Problema proposto A :: No texto sobre o Timor Leste, reproduza o trecho entre "Eu, bem mais" e "timorense na clandestinidade.", inclusive, renomeando "Dili" para "Díli".

Trecho fornecido ::
□ □ □ □
Cozinhando com Sakamoto: Timor Leste

Leonardo Sakamoto

10/11/2007 11h31

(Eu tô péssimo de títulos ultimamente!)

De todas as modalidades de turismo, uma das que eu mais gosto é a gastronômica, pois acho que uma das melhores formas de conhecer a cultura de uma região ou país é pela boca. Experimentar a mistura de sabores, odores e texturas de determinado povo ou comunidade é entender como, ao longo dos anos, seus costumes e práticas foram se moldando e sob quais influências.

Bem, a idéia não é fazer uma análise antropológica e sociológica da alimentação, mas transmitir algumas receitas populares boas (ou seja, sem ovas, fungos ou especiarias caras) que fui ouvindo e experimentando ao longo das minhas viagens.

Vou começar com uma do Timor Leste, uma pequena metade de ilha, ex-colônia portuguesa, entre a Indonésia e a Austrália. Estive lá em 1998 para fazer uma reportagem sobre a luta do povo maubere contra a invasão indonésia – um ano antes de um plebiscito que levou o país à independência.

Os altos Vales de Maubessi,onde há produção de café. As fotos são minhas, com exceção da que eu apareço – é claro

No dia 30 de agosto de 1999, 78,5% da população do Timor Leste votou a favor de sua autodeterminação e contra a integração definitiva com a Indonésia – o auge de 24 anos de resistência à dominação e guerra pela independência.

A ocupação, mantida à força pelo governo do general Suharto, causou o maior genocídio do século 20, com 44% de timorenses mortos direta ou indiretamente pelo conflito – tendo como base o número de habitantes em 1975.

Guerrilheiro pró-independência timorense durante missão de reconhecimento

Uma nova onda de violência tomou conta do país próximo à data do plebiscito, quando grupos paramilitares armados pela Indonésia espalharam o terror entre os timorenses. Enfim, o país foi desocupado, eleições foram realizadas e, apesar de trancos e barrancos, há uma estabilização em curso. Hoje, Timor continua um país pobre, mas livre para tentar construir um futuro diferente do que servir a um outro país, que explorava seus recursos naturais e matava sua gente.

Eu, bem mais magro, hospedado com a guerrilha timorense na selva, tomando partido na história

Maria Olandina Isabel Caeiro Alves, viúva e mãe, era deputada na assembléia provincial de Timor Leste quando estive na ilha. Torturada e presa algumas vezes, possuía dois restaurantes de comida portuguesa em Dili. Em suas mesas, desenrolaram-se várias reuniões da resistência timorense na clandestinidade.
□ □ □ □
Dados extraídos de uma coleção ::

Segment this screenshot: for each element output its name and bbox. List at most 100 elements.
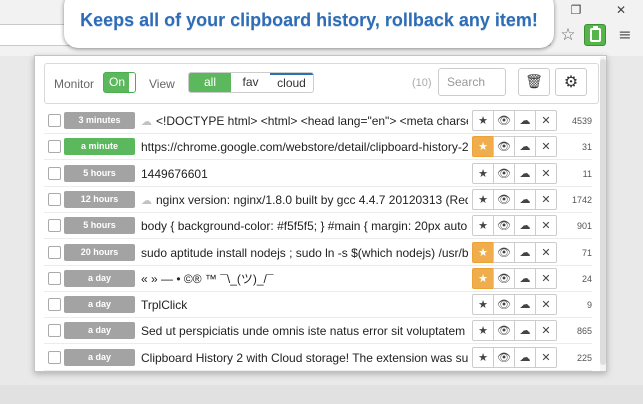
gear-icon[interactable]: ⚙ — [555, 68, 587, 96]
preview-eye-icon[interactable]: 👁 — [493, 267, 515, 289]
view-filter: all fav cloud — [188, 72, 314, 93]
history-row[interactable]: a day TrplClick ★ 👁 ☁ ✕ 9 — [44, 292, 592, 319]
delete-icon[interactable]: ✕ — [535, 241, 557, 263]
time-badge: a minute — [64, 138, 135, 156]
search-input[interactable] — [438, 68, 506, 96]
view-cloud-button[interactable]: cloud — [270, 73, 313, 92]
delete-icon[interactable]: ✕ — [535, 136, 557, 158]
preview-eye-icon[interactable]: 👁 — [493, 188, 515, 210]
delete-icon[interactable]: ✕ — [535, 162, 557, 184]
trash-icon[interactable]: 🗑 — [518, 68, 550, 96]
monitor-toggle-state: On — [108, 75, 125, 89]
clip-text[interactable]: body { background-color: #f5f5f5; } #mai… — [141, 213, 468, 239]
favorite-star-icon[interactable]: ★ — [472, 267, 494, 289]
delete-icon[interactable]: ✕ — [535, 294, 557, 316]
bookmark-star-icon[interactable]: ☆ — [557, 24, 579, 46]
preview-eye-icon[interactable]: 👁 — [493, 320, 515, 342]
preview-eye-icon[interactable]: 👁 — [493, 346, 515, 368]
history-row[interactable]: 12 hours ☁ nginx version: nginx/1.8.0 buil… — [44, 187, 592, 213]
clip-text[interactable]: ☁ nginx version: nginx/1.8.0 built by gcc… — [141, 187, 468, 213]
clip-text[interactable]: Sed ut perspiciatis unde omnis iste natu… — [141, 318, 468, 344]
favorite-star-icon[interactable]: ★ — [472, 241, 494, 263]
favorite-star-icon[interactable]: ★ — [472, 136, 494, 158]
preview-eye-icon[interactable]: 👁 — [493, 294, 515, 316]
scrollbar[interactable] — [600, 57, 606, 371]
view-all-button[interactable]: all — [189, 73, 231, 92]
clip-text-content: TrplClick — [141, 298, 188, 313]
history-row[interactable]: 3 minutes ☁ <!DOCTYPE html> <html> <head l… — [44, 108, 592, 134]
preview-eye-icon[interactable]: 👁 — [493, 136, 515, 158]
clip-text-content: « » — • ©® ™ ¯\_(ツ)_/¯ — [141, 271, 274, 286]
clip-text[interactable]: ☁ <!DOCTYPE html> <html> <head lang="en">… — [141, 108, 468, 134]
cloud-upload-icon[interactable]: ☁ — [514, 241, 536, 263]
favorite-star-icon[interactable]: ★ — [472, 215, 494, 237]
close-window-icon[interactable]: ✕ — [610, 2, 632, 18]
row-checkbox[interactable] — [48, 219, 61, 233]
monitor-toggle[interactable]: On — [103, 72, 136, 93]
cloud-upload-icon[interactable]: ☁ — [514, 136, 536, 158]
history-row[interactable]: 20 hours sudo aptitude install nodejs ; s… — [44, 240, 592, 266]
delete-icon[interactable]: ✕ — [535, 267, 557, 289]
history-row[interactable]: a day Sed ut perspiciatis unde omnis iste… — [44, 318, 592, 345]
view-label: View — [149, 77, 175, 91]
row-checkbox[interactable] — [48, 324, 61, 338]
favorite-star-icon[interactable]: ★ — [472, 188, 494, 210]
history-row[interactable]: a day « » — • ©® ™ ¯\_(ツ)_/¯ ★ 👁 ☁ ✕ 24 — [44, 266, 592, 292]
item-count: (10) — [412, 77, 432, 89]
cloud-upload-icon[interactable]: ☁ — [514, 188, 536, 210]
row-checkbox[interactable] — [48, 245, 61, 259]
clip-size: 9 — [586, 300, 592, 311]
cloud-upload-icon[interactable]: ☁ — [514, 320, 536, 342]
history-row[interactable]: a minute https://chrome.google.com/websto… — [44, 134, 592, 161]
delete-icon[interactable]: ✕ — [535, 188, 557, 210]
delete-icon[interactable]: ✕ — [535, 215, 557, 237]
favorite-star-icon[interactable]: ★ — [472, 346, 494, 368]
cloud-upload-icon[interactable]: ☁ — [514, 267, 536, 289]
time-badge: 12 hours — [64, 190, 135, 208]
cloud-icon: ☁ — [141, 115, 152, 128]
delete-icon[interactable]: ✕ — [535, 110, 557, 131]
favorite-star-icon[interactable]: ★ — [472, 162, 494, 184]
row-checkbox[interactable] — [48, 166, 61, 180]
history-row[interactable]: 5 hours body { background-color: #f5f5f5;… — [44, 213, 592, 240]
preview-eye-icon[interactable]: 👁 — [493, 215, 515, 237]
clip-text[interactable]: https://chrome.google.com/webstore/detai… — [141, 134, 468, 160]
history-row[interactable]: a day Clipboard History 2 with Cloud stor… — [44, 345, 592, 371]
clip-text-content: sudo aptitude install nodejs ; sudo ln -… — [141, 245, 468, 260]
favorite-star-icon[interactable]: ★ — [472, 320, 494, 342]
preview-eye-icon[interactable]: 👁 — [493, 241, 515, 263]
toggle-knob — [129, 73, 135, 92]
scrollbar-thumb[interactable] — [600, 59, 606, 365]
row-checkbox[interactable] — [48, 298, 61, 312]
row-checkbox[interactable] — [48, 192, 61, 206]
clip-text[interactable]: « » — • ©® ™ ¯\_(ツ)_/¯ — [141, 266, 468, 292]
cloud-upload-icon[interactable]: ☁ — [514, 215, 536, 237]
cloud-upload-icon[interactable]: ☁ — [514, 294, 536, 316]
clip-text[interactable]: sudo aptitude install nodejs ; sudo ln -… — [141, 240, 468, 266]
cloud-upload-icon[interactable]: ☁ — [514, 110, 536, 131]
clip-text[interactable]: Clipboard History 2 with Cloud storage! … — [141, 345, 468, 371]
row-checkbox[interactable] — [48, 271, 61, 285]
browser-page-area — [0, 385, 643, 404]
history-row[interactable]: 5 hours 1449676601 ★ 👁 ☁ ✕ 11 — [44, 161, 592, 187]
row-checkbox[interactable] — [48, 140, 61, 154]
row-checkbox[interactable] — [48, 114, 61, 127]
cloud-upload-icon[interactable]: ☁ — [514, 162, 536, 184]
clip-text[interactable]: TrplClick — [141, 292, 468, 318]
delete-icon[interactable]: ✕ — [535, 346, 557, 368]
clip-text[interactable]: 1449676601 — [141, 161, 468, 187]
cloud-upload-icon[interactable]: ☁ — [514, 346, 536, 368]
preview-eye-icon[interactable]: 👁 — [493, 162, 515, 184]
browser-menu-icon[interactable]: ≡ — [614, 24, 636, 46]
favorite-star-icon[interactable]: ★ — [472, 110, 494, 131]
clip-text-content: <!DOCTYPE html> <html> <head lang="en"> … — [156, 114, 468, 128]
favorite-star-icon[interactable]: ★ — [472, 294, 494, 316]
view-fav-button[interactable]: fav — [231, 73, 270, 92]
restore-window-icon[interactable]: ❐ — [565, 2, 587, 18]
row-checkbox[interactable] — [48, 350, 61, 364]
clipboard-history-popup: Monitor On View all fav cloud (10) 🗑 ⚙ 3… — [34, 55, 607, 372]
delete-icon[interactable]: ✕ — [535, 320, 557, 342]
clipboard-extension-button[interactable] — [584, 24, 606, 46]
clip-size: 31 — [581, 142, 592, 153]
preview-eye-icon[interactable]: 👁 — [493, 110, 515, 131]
□ □ □ □
Problema proposto B :: Relacione, copiando-as integralmente, todas as linhas da listagem que contenham a palavra "body". Diferencie maiúsculas de minúsculas.

Resposta esperada A ::
Eu, bem mais magro, hospedado com a guerrilha timorense na selva, tomando partido na história

Maria Olandina Isabel Caeiro Alves, viúva e mãe, era deputada na assembléia provincial de Timor Leste quando estive na ilha. Torturada e presa algumas vezes, possuía dois restaurantes de comida portuguesa em Díli. Em suas mesas, desenrolaram-se várias reuniões da resistência timorense na clandestinidade.

Resposta esperada B ::
clip-text[interactable]: body { background-color: #f5f5f5; } #mai… — [141, 213, 468, 239]
history-row[interactable]: 5 hours body { background-color: #f5f5f5;… — [44, 213, 592, 240]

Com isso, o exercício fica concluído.